What to work on: Go through the listing and copy every line word for word.

## start Dataset entries

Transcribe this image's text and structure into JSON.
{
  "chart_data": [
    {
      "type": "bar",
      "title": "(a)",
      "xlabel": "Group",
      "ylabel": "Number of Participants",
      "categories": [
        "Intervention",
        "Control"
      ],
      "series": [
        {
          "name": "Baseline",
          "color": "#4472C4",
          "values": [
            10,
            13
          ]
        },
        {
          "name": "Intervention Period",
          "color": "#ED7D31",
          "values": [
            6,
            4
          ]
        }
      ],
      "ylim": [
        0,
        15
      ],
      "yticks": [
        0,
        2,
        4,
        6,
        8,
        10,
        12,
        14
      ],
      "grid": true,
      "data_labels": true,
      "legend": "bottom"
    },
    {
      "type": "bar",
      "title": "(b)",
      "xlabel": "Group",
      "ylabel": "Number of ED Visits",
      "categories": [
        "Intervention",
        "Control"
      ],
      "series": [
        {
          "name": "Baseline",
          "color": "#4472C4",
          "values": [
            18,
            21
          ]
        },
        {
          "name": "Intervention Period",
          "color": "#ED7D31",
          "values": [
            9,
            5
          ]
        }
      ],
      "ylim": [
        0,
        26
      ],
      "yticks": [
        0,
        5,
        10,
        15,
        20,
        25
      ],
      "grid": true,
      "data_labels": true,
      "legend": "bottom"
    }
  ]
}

## end Dataset entries

Completed task:
Transcribe this image's text and structure into JSON.
{
  "chart_data": [
    {
      "type": "bar",
      "title": "(a)",
      "xlabel": "Group",
      "ylabel": "Number of Participants",
      "categories": [
        "Intervention",
        "Control"
      ],
      "series": [
        {
          "name": "Baseline",
          "color": "#4472C4",
          "values": [
            10,
            13
          ]
        },
        {
          "name": "Intervention Period",
          "color": "#ED7D31",
          "values": [
            6,
            4
          ]
        }
      ],
      "ylim": [
        0,
        15
      ],
      "yticks": [
        0,
        2,
        4,
        6,
        8,
        10,
        12,
        14
      ],
      "grid": true,
      "data_labels": true,
      "legend": "bottom"
    },
    {
      "type": "bar",
      "title": "(b)",
      "xlabel": "Group",
      "ylabel": "Number of ED Visits",
      "categories": [
        "Intervention",
        "Control"
      ],
      "series": [
        {
          "name": "Baseline",
          "color": "#4472C4",
          "values": [
            18,
            21
          ]
        },
        {
          "name": "Intervention Period",
          "color": "#ED7D31",
          "values": [
            9,
            5
          ]
        }
      ],
      "ylim": [
        0,
        26
      ],
      "yticks": [
        0,
        5,
        10,
        15,
        20,
        25
      ],
      "grid": true,
      "data_labels": true,
      "legend": "bottom"
    }
  ]
}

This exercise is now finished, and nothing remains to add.